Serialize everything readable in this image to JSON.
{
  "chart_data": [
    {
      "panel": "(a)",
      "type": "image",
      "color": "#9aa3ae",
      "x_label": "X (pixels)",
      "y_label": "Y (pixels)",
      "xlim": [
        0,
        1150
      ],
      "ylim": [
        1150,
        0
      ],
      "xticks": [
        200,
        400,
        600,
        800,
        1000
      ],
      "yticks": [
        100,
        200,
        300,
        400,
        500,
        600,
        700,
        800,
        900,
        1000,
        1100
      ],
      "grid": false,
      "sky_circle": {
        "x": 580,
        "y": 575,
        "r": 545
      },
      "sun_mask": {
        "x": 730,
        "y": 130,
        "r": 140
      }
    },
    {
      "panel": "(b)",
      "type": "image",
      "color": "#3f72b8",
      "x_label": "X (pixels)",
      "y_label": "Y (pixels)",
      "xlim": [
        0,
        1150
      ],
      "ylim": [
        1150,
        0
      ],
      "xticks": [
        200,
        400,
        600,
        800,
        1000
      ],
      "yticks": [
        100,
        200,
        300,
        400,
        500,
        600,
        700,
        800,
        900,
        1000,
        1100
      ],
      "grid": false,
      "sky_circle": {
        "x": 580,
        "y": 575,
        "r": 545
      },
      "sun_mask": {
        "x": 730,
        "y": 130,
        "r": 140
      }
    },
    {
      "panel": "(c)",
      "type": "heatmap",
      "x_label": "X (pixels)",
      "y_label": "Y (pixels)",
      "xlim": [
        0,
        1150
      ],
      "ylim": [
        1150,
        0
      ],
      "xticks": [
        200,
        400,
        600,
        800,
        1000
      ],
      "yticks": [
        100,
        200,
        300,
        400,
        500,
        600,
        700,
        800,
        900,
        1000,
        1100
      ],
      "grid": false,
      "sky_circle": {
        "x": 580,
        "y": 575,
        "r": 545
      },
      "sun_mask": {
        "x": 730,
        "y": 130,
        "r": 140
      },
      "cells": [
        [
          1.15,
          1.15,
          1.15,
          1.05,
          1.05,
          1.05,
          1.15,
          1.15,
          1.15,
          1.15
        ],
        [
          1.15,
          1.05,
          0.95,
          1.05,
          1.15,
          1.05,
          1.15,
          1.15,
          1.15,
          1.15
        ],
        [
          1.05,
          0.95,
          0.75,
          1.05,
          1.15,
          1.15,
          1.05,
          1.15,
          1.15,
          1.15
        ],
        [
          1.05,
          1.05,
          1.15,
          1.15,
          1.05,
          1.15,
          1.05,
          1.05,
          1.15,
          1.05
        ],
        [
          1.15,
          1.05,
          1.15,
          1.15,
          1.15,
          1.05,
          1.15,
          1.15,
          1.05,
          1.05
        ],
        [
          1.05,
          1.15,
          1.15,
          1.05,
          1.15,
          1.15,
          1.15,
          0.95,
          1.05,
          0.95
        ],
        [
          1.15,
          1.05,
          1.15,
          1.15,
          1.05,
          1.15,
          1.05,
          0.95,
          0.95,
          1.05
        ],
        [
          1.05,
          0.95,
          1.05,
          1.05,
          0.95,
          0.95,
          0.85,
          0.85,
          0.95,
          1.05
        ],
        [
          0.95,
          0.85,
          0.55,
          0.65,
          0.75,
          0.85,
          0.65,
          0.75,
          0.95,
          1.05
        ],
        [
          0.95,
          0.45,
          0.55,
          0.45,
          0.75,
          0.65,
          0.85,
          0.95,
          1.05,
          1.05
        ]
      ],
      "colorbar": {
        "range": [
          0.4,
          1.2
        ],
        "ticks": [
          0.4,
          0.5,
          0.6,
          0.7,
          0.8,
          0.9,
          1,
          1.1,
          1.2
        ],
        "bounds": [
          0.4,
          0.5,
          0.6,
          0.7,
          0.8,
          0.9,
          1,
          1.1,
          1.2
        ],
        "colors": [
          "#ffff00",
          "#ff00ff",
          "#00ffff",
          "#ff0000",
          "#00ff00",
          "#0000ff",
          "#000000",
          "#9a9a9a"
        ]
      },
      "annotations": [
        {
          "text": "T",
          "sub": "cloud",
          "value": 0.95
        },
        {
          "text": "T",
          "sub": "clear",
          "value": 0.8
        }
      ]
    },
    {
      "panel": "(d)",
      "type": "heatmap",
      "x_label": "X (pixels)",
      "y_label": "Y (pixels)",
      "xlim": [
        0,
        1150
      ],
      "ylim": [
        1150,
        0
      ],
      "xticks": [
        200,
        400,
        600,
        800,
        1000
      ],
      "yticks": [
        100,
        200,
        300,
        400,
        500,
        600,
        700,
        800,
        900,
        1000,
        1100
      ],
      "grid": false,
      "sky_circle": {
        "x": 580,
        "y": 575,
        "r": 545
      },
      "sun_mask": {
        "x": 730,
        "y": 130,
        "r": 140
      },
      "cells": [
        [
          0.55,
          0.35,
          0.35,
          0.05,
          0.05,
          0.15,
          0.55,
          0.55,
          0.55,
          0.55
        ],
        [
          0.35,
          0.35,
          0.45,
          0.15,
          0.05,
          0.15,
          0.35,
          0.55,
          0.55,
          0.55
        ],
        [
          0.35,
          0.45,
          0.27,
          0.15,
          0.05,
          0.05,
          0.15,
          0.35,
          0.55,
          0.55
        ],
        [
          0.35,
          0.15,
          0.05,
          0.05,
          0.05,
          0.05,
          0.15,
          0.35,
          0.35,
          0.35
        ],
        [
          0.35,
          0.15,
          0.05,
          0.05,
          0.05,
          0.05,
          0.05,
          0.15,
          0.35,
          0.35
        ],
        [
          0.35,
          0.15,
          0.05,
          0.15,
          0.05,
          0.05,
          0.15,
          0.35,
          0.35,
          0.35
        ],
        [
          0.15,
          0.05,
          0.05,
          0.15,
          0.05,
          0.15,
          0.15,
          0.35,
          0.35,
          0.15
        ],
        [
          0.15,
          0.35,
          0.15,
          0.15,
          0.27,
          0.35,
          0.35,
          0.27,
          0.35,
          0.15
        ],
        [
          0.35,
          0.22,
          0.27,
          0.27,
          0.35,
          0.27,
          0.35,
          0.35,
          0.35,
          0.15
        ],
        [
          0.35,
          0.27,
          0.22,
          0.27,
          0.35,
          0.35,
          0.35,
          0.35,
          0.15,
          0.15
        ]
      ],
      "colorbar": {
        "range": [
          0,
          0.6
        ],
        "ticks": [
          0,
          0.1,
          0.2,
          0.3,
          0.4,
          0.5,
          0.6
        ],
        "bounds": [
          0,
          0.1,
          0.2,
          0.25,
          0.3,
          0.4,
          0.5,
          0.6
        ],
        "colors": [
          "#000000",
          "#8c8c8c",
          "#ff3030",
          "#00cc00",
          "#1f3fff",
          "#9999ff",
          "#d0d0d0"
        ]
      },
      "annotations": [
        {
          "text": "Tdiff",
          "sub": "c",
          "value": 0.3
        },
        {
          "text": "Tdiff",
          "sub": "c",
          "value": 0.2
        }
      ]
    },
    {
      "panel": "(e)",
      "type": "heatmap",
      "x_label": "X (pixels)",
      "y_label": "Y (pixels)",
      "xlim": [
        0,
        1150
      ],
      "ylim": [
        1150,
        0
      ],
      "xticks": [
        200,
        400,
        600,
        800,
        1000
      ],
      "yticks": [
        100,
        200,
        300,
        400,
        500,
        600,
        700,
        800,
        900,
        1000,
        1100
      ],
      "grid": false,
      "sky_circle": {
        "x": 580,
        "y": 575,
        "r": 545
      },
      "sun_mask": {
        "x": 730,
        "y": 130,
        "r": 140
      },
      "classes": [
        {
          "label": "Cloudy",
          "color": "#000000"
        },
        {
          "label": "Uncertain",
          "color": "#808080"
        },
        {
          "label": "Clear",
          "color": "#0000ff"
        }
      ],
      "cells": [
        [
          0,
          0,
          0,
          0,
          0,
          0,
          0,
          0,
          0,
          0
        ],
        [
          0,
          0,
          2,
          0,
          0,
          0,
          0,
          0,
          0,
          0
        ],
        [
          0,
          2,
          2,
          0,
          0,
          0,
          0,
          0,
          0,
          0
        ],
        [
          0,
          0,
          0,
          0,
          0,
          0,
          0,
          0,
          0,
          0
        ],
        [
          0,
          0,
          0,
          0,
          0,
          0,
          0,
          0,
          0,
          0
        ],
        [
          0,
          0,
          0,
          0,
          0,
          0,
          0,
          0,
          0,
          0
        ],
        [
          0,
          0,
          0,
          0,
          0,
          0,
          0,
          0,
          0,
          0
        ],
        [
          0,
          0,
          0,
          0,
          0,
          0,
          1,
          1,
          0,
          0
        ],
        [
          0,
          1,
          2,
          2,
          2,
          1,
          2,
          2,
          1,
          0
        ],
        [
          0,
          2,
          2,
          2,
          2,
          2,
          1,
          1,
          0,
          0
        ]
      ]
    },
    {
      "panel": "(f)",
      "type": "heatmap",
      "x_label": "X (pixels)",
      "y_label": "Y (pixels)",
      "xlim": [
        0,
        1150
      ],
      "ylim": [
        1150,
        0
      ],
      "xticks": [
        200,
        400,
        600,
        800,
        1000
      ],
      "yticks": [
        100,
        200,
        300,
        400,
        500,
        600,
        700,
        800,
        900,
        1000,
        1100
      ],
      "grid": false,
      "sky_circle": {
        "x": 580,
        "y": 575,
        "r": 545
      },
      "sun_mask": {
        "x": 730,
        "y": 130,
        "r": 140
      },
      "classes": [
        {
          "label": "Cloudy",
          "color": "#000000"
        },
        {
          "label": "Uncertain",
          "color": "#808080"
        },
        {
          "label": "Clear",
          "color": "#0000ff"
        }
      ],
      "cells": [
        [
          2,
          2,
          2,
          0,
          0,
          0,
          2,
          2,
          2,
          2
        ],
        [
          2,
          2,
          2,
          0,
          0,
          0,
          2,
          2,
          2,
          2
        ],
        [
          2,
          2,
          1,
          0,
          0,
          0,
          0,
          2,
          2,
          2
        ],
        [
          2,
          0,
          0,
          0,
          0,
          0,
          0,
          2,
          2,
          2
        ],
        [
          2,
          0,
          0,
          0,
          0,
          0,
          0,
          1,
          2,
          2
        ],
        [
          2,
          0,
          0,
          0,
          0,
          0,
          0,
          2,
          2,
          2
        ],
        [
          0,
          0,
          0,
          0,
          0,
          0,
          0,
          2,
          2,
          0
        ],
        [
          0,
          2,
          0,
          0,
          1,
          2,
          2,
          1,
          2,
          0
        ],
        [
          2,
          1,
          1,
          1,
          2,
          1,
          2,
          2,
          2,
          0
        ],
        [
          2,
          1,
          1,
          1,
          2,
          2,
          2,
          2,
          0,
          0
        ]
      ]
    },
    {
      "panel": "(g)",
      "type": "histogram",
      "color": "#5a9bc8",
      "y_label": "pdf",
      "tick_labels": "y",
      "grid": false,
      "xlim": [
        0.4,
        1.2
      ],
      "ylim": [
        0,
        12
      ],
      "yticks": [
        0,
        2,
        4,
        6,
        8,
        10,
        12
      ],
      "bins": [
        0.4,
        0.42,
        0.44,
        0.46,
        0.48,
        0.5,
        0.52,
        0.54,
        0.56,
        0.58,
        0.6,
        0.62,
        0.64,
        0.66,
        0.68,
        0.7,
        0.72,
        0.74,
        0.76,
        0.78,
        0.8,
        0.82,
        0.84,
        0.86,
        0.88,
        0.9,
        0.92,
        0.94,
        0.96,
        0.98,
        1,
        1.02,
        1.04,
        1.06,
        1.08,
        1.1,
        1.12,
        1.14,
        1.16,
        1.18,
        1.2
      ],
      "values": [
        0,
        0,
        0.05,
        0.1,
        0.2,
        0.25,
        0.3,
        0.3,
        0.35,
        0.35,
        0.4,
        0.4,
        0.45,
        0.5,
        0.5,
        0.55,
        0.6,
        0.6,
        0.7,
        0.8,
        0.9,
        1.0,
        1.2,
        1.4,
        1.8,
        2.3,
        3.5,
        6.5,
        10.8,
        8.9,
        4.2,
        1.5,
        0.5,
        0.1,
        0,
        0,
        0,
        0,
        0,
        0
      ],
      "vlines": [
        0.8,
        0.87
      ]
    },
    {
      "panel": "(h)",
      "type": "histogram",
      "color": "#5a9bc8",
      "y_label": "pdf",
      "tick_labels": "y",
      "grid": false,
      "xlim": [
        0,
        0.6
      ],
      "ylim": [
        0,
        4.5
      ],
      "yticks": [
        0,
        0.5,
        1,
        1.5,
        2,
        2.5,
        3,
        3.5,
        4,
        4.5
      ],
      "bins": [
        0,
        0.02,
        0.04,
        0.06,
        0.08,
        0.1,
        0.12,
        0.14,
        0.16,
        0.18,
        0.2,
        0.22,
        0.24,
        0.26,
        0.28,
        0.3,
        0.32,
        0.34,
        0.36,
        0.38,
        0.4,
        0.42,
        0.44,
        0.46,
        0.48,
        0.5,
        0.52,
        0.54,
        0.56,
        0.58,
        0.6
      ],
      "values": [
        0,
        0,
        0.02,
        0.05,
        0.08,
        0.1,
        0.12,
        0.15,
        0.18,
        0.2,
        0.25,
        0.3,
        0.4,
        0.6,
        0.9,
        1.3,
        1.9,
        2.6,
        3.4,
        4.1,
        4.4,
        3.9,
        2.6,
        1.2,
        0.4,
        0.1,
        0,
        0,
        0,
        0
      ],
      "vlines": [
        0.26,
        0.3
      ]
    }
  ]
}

● ● ● ● ● ● ●

→ **YOUR INSTRUCTIONS**
Count the lines that hold the string "panel" and state that number alone.

→ **THE REPLY**
8